• **Figure dataset records**
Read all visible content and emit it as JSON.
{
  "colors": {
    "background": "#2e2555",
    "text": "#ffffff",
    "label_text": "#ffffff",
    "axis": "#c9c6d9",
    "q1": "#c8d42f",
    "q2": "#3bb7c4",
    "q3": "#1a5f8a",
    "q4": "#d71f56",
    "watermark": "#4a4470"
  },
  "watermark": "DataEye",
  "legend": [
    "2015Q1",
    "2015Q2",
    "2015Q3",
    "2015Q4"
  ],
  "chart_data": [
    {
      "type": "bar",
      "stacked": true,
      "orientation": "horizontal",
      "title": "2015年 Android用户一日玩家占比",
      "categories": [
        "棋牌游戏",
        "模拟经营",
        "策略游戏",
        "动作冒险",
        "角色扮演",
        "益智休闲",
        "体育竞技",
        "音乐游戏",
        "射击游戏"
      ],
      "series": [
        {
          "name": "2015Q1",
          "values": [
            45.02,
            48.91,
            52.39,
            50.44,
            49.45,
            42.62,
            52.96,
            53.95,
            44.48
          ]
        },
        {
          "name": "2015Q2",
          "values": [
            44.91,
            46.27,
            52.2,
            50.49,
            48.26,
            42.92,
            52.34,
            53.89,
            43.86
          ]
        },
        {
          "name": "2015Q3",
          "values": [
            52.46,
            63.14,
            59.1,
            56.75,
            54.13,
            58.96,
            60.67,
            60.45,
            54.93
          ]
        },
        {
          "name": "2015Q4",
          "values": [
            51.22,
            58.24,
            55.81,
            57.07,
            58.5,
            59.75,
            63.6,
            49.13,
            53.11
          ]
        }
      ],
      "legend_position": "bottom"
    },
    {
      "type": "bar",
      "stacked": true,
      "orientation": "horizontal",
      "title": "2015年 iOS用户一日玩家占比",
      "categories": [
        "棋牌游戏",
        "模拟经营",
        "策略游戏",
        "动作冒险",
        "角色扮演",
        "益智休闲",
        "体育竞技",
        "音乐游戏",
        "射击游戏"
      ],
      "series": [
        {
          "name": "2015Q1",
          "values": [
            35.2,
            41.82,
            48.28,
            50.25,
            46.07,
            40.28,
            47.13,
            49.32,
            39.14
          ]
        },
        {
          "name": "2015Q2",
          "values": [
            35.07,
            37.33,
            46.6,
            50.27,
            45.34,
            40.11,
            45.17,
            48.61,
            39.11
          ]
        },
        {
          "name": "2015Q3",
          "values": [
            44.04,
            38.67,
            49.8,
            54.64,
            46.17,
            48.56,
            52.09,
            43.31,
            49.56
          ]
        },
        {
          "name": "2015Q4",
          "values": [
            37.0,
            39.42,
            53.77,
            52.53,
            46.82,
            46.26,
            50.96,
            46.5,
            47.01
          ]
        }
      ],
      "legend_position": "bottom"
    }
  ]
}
--
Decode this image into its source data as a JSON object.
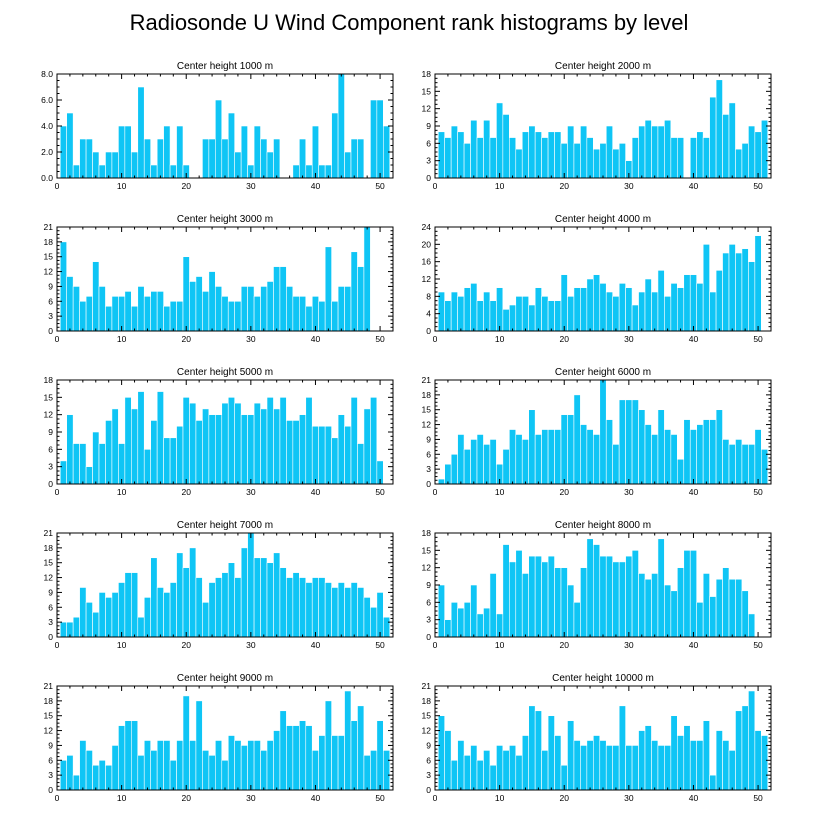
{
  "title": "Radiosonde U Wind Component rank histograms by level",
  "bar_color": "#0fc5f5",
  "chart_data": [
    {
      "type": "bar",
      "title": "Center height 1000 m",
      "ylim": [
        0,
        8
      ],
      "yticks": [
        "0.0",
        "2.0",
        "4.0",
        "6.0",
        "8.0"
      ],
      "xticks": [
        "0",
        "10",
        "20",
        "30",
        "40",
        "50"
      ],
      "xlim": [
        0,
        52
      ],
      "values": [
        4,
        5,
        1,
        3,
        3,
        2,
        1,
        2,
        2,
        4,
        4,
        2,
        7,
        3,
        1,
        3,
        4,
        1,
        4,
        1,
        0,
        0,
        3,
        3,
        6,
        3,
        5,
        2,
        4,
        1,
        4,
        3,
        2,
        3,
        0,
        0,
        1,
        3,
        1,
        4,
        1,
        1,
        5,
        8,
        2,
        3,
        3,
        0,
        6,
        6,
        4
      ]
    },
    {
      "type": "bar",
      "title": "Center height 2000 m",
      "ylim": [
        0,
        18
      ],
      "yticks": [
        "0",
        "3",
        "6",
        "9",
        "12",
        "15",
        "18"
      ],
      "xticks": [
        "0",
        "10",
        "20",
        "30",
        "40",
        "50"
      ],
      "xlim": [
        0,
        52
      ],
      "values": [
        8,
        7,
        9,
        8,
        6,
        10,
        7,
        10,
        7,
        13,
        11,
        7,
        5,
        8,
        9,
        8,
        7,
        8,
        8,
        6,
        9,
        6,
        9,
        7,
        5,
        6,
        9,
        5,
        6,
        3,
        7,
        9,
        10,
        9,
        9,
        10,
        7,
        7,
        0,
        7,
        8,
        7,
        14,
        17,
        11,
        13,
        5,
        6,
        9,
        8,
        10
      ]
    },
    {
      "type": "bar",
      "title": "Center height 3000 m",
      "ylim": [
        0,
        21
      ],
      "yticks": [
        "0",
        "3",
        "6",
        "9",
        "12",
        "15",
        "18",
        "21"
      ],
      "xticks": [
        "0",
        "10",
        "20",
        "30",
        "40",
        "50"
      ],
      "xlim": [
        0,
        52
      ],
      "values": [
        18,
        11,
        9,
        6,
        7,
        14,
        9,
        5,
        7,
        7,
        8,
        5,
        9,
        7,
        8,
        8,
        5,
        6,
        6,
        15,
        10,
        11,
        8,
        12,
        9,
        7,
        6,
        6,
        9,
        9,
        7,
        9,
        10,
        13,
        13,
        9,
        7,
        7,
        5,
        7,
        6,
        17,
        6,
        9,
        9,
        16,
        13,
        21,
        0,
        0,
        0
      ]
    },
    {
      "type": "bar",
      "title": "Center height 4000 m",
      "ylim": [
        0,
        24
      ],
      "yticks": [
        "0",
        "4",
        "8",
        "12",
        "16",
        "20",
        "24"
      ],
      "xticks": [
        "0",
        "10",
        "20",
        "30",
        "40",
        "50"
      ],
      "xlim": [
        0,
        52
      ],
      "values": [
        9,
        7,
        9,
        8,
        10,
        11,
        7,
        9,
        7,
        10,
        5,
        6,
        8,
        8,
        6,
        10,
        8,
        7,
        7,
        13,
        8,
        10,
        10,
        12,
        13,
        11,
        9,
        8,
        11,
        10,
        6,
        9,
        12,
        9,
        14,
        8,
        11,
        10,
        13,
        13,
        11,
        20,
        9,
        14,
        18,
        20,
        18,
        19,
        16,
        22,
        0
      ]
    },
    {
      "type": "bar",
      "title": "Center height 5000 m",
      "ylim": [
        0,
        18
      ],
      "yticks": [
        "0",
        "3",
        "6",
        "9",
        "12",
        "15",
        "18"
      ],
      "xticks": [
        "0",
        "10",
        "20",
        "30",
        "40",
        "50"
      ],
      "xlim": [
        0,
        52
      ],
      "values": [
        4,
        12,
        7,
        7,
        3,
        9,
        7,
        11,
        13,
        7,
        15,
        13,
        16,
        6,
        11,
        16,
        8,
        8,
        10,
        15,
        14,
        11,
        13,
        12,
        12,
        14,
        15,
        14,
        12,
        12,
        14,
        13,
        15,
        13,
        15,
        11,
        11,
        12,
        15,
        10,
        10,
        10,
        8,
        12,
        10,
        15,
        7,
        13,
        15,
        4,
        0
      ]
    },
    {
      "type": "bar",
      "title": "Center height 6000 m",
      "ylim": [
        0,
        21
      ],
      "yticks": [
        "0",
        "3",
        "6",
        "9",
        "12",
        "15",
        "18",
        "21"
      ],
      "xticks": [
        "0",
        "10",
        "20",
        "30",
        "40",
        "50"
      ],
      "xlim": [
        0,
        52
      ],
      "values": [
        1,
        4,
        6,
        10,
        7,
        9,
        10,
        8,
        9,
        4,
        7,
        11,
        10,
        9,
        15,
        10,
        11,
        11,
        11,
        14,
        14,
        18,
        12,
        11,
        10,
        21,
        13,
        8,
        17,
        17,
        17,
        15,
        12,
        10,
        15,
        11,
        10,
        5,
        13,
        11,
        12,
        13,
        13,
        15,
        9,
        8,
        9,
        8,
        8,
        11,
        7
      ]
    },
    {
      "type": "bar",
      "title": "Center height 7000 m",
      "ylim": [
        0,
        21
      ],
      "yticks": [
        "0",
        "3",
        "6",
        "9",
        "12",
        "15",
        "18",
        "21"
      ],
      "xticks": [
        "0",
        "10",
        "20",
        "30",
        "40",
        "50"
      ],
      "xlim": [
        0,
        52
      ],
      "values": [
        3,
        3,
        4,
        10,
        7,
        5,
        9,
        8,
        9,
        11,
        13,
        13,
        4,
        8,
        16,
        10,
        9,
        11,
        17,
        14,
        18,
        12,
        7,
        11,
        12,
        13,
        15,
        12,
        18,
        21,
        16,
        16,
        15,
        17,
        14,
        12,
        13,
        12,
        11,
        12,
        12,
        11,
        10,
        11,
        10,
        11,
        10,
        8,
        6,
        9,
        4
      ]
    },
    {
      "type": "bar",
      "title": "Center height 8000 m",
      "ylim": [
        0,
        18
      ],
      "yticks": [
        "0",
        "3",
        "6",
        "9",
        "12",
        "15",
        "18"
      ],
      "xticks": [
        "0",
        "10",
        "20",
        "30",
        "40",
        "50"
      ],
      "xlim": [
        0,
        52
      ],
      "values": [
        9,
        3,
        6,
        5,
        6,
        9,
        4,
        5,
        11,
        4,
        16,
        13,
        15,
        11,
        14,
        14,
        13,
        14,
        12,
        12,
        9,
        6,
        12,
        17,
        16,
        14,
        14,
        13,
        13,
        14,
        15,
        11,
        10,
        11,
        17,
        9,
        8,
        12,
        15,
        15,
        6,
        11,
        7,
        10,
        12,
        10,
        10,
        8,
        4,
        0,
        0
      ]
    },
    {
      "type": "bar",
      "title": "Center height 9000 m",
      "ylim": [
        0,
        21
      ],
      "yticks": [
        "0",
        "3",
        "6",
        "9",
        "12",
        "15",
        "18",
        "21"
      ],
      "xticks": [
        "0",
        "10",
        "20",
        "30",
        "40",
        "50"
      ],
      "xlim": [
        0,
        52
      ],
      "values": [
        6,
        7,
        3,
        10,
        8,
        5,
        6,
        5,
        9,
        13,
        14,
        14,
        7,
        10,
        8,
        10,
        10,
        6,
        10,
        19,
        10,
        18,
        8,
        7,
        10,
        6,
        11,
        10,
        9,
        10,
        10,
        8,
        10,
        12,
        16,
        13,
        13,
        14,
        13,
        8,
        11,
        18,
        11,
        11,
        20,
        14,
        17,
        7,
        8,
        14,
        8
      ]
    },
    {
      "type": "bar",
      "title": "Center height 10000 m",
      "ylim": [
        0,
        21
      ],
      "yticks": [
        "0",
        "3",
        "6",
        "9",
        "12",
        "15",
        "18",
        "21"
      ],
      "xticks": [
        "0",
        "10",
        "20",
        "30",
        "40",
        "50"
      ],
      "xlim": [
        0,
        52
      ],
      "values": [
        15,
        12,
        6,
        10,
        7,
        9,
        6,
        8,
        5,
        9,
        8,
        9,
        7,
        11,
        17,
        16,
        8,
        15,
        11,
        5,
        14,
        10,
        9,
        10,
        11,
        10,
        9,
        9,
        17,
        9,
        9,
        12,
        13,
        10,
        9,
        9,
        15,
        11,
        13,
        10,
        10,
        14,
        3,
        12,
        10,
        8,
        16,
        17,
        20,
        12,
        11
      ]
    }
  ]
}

• **What to work on**
Return only those lines of the records that contain the string "height".

• **Worked answer**
      "title": "Center height 1000 m",
      "title": "Center height 2000 m",
      "title": "Center height 3000 m",
      "title": "Center height 4000 m",
      "title": "Center height 5000 m",
      "title": "Center height 6000 m",
      "title": "Center height 7000 m",
      "title": "Center height 8000 m",
      "title": "Center height 9000 m",
      "title": "Center height 10000 m",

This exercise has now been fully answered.